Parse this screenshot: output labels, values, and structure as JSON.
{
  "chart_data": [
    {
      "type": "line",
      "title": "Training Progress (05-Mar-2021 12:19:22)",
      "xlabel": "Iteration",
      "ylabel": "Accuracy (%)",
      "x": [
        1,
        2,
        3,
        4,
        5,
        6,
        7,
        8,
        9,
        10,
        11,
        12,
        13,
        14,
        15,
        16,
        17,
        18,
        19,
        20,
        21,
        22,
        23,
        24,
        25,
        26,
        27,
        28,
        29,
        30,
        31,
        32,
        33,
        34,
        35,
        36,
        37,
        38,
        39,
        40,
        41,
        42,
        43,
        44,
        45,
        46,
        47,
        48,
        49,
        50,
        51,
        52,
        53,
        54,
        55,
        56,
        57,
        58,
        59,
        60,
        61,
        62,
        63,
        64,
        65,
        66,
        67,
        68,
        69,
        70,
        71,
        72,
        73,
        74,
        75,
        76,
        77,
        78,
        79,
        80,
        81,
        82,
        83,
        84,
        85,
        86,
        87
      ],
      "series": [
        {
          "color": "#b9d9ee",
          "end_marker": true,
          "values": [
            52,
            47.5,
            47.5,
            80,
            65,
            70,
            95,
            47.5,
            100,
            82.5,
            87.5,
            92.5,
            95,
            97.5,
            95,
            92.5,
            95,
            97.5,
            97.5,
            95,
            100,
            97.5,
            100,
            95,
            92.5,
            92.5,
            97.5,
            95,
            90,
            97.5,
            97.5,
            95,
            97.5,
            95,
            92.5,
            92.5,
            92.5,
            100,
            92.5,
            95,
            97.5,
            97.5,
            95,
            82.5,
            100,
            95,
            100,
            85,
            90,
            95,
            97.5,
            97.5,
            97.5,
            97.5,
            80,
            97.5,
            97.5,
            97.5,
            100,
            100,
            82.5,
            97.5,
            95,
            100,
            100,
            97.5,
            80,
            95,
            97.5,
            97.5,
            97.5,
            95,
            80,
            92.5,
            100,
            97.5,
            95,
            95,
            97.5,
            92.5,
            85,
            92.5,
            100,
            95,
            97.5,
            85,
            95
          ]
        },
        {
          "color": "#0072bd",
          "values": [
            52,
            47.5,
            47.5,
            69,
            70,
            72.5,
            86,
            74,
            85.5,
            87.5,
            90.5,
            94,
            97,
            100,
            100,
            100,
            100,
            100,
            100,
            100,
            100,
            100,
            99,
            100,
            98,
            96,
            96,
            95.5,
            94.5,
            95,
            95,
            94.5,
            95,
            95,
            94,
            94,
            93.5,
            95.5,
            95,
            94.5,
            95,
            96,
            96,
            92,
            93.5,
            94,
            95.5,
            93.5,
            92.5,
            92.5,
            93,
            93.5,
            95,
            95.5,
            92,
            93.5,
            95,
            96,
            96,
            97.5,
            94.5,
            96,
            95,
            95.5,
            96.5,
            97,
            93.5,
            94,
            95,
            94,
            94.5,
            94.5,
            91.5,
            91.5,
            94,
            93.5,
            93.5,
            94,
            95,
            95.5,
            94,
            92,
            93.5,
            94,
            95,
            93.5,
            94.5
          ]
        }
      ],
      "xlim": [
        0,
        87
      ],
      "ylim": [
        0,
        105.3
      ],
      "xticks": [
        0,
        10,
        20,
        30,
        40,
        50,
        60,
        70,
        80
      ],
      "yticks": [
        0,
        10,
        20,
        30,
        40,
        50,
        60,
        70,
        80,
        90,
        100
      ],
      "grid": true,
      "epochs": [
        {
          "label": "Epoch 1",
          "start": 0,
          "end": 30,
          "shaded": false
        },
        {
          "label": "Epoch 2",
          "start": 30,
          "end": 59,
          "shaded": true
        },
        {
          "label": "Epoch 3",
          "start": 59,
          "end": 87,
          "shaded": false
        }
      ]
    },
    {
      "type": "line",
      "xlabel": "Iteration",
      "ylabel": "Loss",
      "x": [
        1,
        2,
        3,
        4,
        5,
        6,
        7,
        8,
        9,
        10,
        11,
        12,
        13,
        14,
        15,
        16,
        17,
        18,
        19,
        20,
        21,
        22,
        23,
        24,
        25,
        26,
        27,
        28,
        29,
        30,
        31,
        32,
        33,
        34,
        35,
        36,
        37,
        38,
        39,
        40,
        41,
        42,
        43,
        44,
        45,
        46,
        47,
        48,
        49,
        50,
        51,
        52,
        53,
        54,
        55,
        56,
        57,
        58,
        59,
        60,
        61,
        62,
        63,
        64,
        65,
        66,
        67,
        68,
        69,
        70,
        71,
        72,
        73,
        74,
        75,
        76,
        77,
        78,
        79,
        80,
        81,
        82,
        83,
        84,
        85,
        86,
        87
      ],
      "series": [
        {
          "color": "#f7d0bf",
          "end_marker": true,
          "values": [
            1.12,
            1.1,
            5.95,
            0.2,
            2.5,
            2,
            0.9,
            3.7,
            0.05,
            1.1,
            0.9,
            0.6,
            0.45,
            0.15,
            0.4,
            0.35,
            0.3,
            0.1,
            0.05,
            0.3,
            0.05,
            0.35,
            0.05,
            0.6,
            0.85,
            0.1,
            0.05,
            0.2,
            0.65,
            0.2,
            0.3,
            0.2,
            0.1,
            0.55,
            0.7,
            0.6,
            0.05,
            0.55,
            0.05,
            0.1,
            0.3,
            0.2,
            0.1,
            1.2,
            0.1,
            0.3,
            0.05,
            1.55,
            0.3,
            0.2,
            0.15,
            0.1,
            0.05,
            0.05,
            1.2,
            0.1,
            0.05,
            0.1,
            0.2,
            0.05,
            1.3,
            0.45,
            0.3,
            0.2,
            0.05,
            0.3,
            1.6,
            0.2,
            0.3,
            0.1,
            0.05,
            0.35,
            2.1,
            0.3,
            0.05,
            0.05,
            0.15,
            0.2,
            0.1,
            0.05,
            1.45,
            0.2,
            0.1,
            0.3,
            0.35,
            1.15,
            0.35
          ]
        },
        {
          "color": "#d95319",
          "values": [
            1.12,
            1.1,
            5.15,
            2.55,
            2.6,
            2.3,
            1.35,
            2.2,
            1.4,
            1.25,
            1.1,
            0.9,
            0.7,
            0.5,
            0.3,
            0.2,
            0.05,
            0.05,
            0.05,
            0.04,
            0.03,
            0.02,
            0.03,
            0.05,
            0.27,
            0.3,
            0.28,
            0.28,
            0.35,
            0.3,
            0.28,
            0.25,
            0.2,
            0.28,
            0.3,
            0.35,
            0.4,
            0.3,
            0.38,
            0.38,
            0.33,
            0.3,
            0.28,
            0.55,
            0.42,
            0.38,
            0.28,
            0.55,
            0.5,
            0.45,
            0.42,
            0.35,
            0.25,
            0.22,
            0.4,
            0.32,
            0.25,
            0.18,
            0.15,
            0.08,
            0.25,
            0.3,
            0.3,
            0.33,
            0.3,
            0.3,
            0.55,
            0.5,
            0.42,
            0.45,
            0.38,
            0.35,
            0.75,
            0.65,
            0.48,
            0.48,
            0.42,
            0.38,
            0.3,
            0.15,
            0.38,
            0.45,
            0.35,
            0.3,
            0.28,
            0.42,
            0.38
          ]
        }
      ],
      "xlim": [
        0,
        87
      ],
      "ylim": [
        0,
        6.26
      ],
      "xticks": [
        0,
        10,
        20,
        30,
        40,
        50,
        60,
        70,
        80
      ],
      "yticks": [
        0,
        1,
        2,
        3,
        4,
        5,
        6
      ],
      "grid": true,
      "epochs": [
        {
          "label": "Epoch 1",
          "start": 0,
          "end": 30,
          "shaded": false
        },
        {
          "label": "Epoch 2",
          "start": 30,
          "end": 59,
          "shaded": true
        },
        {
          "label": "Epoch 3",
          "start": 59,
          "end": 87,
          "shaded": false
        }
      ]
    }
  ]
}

- [WHAT IS BEING ASKED] Each of the records should be retyped exactly.

- [TASK SOLUTION]
Parse this screenshot: output labels, values, and structure as JSON.
{
  "chart_data": [
    {
      "type": "line",
      "title": "Training Progress (05-Mar-2021 12:19:22)",
      "xlabel": "Iteration",
      "ylabel": "Accuracy (%)",
      "x": [
        1,
        2,
        3,
        4,
        5,
        6,
        7,
        8,
        9,
        10,
        11,
        12,
        13,
        14,
        15,
        16,
        17,
        18,
        19,
        20,
        21,
        22,
        23,
        24,
        25,
        26,
        27,
        28,
        29,
        30,
        31,
        32,
        33,
        34,
        35,
        36,
        37,
        38,
        39,
        40,
        41,
        42,
        43,
        44,
        45,
        46,
        47,
        48,
        49,
        50,
        51,
        52,
        53,
        54,
        55,
        56,
        57,
        58,
        59,
        60,
        61,
        62,
        63,
        64,
        65,
        66,
        67,
        68,
        69,
        70,
        71,
        72,
        73,
        74,
        75,
        76,
        77,
        78,
        79,
        80,
        81,
        82,
        83,
        84,
        85,
        86,
        87
      ],
      "series": [
        {
          "color": "#b9d9ee",
          "end_marker": true,
          "values": [
            52,
            47.5,
            47.5,
            80,
            65,
            70,
            95,
            47.5,
            100,
            82.5,
            87.5,
            92.5,
            95,
            97.5,
            95,
            92.5,
            95,
            97.5,
            97.5,
            95,
            100,
            97.5,
            100,
            95,
            92.5,
            92.5,
            97.5,
            95,
            90,
            97.5,
            97.5,
            95,
            97.5,
            95,
            92.5,
            92.5,
            92.5,
            100,
            92.5,
            95,
            97.5,
            97.5,
            95,
            82.5,
            100,
            95,
            100,
            85,
            90,
            95,
            97.5,
            97.5,
            97.5,
            97.5,
            80,
            97.5,
            97.5,
            97.5,
            100,
            100,
            82.5,
            97.5,
            95,
            100,
            100,
            97.5,
            80,
            95,
            97.5,
            97.5,
            97.5,
            95,
            80,
            92.5,
            100,
            97.5,
            95,
            95,
            97.5,
            92.5,
            85,
            92.5,
            100,
            95,
            97.5,
            85,
            95
          ]
        },
        {
          "color": "#0072bd",
          "values": [
            52,
            47.5,
            47.5,
            69,
            70,
            72.5,
            86,
            74,
            85.5,
            87.5,
            90.5,
            94,
            97,
            100,
            100,
            100,
            100,
            100,
            100,
            100,
            100,
            100,
            99,
            100,
            98,
            96,
            96,
            95.5,
            94.5,
            95,
            95,
            94.5,
            95,
            95,
            94,
            94,
            93.5,
            95.5,
            95,
            94.5,
            95,
            96,
            96,
            92,
            93.5,
            94,
            95.5,
            93.5,
            92.5,
            92.5,
            93,
            93.5,
            95,
            95.5,
            92,
            93.5,
            95,
            96,
            96,
            97.5,
            94.5,
            96,
            95,
            95.5,
            96.5,
            97,
            93.5,
            94,
            95,
            94,
            94.5,
            94.5,
            91.5,
            91.5,
            94,
            93.5,
            93.5,
            94,
            95,
            95.5,
            94,
            92,
            93.5,
            94,
            95,
            93.5,
            94.5
          ]
        }
      ],
      "xlim": [
        0,
        87
      ],
      "ylim": [
        0,
        105.3
      ],
      "xticks": [
        0,
        10,
        20,
        30,
        40,
        50,
        60,
        70,
        80
      ],
      "yticks": [
        0,
        10,
        20,
        30,
        40,
        50,
        60,
        70,
        80,
        90,
        100
      ],
      "grid": true,
      "epochs": [
        {
          "label": "Epoch 1",
          "start": 0,
          "end": 30,
          "shaded": false
        },
        {
          "label": "Epoch 2",
          "start": 30,
          "end": 59,
          "shaded": true
        },
        {
          "label": "Epoch 3",
          "start": 59,
          "end": 87,
          "shaded": false
        }
      ]
    },
    {
      "type": "line",
      "xlabel": "Iteration",
      "ylabel": "Loss",
      "x": [
        1,
        2,
        3,
        4,
        5,
        6,
        7,
        8,
        9,
        10,
        11,
        12,
        13,
        14,
        15,
        16,
        17,
        18,
        19,
        20,
        21,
        22,
        23,
        24,
        25,
        26,
        27,
        28,
        29,
        30,
        31,
        32,
        33,
        34,
        35,
        36,
        37,
        38,
        39,
        40,
        41,
        42,
        43,
        44,
        45,
        46,
        47,
        48,
        49,
        50,
        51,
        52,
        53,
        54,
        55,
        56,
        57,
        58,
        59,
        60,
        61,
        62,
        63,
        64,
        65,
        66,
        67,
        68,
        69,
        70,
        71,
        72,
        73,
        74,
        75,
        76,
        77,
        78,
        79,
        80,
        81,
        82,
        83,
        84,
        85,
        86,
        87
      ],
      "series": [
        {
          "color": "#f7d0bf",
          "end_marker": true,
          "values": [
            1.12,
            1.1,
            5.95,
            0.2,
            2.5,
            2,
            0.9,
            3.7,
            0.05,
            1.1,
            0.9,
            0.6,
            0.45,
            0.15,
            0.4,
            0.35,
            0.3,
            0.1,
            0.05,
            0.3,
            0.05,
            0.35,
            0.05,
            0.6,
            0.85,
            0.1,
            0.05,
            0.2,
            0.65,
            0.2,
            0.3,
            0.2,
            0.1,
            0.55,
            0.7,
            0.6,
            0.05,
            0.55,
            0.05,
            0.1,
            0.3,
            0.2,
            0.1,
            1.2,
            0.1,
            0.3,
            0.05,
            1.55,
            0.3,
            0.2,
            0.15,
            0.1,
            0.05,
            0.05,
            1.2,
            0.1,
            0.05,
            0.1,
            0.2,
            0.05,
            1.3,
            0.45,
            0.3,
            0.2,
            0.05,
            0.3,
            1.6,
            0.2,
            0.3,
            0.1,
            0.05,
            0.35,
            2.1,
            0.3,
            0.05,
            0.05,
            0.15,
            0.2,
            0.1,
            0.05,
            1.45,
            0.2,
            0.1,
            0.3,
            0.35,
            1.15,
            0.35
          ]
        },
        {
          "color": "#d95319",
          "values": [
            1.12,
            1.1,
            5.15,
            2.55,
            2.6,
            2.3,
            1.35,
            2.2,
            1.4,
            1.25,
            1.1,
            0.9,
            0.7,
            0.5,
            0.3,
            0.2,
            0.05,
            0.05,
            0.05,
            0.04,
            0.03,
            0.02,
            0.03,
            0.05,
            0.27,
            0.3,
            0.28,
            0.28,
            0.35,
            0.3,
            0.28,
            0.25,
            0.2,
            0.28,
            0.3,
            0.35,
            0.4,
            0.3,
            0.38,
            0.38,
            0.33,
            0.3,
            0.28,
            0.55,
            0.42,
            0.38,
            0.28,
            0.55,
            0.5,
            0.45,
            0.42,
            0.35,
            0.25,
            0.22,
            0.4,
            0.32,
            0.25,
            0.18,
            0.15,
            0.08,
            0.25,
            0.3,
            0.3,
            0.33,
            0.3,
            0.3,
            0.55,
            0.5,
            0.42,
            0.45,
            0.38,
            0.35,
            0.75,
            0.65,
            0.48,
            0.48,
            0.42,
            0.38,
            0.3,
            0.15,
            0.38,
            0.45,
            0.35,
            0.3,
            0.28,
            0.42,
            0.38
          ]
        }
      ],
      "xlim": [
        0,
        87
      ],
      "ylim": [
        0,
        6.26
      ],
      "xticks": [
        0,
        10,
        20,
        30,
        40,
        50,
        60,
        70,
        80
      ],
      "yticks": [
        0,
        1,
        2,
        3,
        4,
        5,
        6
      ],
      "grid": true,
      "epochs": [
        {
          "label": "Epoch 1",
          "start": 0,
          "end": 30,
          "shaded": false
        },
        {
          "label": "Epoch 2",
          "start": 30,
          "end": 59,
          "shaded": true
        },
        {
          "label": "Epoch 3",
          "start": 59,
          "end": 87,
          "shaded": false
        }
      ]
    }
  ]
}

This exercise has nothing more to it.